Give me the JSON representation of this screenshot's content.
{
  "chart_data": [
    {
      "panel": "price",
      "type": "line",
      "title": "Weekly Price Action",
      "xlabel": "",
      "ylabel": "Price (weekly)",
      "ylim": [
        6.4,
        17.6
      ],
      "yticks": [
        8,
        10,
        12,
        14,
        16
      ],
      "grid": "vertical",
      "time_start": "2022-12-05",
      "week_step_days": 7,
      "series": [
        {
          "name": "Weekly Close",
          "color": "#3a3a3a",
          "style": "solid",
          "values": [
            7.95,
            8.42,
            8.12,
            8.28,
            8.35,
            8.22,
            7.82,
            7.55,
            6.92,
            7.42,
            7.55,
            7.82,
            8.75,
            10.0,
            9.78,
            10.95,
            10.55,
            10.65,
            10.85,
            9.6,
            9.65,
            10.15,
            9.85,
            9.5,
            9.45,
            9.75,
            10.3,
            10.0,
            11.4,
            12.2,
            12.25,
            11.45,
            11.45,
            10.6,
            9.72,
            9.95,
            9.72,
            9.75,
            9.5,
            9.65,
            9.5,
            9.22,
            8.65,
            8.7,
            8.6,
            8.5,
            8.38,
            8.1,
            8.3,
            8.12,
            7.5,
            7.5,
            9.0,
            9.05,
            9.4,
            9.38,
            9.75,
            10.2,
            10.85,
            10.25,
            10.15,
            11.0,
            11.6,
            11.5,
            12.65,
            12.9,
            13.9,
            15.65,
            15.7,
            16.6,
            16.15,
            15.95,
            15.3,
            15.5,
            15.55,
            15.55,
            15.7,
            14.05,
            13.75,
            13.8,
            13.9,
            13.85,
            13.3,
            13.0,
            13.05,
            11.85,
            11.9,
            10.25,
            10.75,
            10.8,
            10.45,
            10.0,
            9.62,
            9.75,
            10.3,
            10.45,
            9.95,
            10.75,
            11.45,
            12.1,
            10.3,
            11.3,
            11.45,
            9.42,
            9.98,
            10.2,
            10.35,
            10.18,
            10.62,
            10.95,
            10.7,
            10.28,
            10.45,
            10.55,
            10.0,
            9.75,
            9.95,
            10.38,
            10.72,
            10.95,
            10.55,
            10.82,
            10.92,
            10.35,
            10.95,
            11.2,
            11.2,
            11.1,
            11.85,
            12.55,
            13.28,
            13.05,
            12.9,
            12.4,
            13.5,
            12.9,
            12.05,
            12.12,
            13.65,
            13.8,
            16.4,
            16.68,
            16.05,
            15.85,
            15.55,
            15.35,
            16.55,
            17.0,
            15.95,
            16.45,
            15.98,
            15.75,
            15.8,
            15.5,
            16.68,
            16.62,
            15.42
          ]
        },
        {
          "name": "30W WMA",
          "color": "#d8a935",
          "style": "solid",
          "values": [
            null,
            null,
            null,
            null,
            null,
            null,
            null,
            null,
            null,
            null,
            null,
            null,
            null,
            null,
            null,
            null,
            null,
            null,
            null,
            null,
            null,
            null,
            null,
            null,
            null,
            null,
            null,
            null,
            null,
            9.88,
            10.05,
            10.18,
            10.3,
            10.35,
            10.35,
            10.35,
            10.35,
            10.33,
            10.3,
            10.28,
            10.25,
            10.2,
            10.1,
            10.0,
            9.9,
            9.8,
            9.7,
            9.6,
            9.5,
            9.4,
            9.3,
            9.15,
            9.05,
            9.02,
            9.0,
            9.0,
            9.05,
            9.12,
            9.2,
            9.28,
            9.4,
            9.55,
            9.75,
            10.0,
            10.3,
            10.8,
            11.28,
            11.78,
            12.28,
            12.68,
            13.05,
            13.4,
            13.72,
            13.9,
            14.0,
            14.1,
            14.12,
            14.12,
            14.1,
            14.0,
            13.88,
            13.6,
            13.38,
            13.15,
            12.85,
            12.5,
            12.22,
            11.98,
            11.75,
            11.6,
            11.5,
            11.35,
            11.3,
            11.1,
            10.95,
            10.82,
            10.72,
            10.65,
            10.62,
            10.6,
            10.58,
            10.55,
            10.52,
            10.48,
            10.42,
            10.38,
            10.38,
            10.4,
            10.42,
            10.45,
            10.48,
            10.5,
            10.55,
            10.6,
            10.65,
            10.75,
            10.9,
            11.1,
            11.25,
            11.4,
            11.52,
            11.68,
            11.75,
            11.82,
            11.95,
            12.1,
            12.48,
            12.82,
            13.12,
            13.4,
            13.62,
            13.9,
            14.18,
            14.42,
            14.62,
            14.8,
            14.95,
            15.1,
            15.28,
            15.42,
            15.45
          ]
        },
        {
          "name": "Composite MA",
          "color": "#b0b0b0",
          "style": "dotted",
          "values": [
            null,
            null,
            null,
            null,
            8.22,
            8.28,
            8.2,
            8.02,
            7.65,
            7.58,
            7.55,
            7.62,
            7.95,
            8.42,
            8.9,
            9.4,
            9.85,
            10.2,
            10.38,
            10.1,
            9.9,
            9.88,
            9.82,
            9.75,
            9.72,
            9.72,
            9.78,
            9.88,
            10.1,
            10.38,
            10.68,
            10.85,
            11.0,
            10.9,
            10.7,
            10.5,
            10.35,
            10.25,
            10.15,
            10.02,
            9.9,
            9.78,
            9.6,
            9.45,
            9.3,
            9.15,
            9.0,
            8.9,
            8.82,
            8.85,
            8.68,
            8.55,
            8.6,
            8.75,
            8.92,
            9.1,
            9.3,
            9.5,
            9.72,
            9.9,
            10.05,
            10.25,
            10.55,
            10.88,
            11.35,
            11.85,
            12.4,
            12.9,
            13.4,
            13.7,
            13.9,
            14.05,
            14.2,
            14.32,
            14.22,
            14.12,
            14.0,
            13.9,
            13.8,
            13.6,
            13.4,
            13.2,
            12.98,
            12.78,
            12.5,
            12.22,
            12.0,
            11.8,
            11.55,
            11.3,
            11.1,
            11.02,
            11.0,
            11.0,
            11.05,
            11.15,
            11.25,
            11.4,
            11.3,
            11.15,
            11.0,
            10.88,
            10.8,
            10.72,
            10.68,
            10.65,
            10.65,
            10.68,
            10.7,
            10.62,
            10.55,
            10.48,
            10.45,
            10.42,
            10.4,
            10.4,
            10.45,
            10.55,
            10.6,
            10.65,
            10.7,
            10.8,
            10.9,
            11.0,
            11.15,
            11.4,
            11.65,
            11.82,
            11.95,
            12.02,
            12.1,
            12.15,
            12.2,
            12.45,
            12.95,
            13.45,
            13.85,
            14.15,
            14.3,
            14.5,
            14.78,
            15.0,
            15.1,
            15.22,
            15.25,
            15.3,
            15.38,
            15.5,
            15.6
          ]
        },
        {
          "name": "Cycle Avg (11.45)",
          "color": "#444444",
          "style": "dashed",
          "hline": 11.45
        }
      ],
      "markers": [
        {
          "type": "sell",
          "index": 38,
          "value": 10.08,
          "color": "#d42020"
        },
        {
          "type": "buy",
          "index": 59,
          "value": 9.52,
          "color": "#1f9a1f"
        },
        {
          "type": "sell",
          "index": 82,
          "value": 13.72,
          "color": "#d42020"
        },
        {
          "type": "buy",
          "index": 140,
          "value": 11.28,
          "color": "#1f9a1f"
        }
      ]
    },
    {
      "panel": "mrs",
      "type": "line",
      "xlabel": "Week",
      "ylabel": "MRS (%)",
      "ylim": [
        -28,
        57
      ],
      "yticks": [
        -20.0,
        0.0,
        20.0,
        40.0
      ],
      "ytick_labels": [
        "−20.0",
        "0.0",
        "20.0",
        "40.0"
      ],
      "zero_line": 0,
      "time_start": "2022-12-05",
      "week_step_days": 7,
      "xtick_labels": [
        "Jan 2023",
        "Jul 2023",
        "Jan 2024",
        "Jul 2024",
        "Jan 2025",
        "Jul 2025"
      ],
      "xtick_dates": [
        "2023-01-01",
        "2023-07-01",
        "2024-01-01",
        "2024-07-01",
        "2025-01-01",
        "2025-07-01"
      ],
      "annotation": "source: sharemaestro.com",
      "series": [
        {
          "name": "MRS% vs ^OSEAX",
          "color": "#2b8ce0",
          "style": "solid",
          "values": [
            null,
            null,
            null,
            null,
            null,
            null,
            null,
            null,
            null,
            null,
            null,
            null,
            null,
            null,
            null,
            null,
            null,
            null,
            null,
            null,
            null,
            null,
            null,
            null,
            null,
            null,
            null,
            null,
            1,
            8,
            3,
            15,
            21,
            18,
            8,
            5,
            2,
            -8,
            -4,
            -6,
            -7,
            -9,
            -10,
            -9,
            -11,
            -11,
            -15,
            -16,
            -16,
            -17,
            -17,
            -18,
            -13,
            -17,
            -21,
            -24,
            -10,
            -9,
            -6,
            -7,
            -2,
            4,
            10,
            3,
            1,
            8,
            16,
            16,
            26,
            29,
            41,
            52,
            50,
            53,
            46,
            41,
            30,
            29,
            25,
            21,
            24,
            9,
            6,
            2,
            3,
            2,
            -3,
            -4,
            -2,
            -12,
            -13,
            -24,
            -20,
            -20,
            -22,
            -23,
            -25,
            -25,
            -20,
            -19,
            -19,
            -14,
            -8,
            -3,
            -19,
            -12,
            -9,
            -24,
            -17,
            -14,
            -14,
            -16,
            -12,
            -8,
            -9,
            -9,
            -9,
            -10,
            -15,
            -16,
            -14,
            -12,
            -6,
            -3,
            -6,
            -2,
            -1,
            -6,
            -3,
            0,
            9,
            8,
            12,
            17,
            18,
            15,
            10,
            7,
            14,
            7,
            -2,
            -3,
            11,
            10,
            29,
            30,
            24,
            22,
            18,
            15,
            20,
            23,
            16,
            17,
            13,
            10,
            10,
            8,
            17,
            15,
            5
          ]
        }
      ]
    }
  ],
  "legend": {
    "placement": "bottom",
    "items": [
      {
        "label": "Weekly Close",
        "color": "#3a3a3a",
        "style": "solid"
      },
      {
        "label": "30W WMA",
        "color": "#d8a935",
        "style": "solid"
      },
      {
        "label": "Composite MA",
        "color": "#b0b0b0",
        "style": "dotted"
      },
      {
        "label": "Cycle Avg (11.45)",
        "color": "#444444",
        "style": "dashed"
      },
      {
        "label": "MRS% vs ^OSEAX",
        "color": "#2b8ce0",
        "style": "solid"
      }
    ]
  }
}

- - -

What is being asked:
Find the lines containing "Cycle" and list every one of them.

Correct answer:
          "name": "Cycle Avg (11.45)",
        "label": "Cycle Avg (11.45)",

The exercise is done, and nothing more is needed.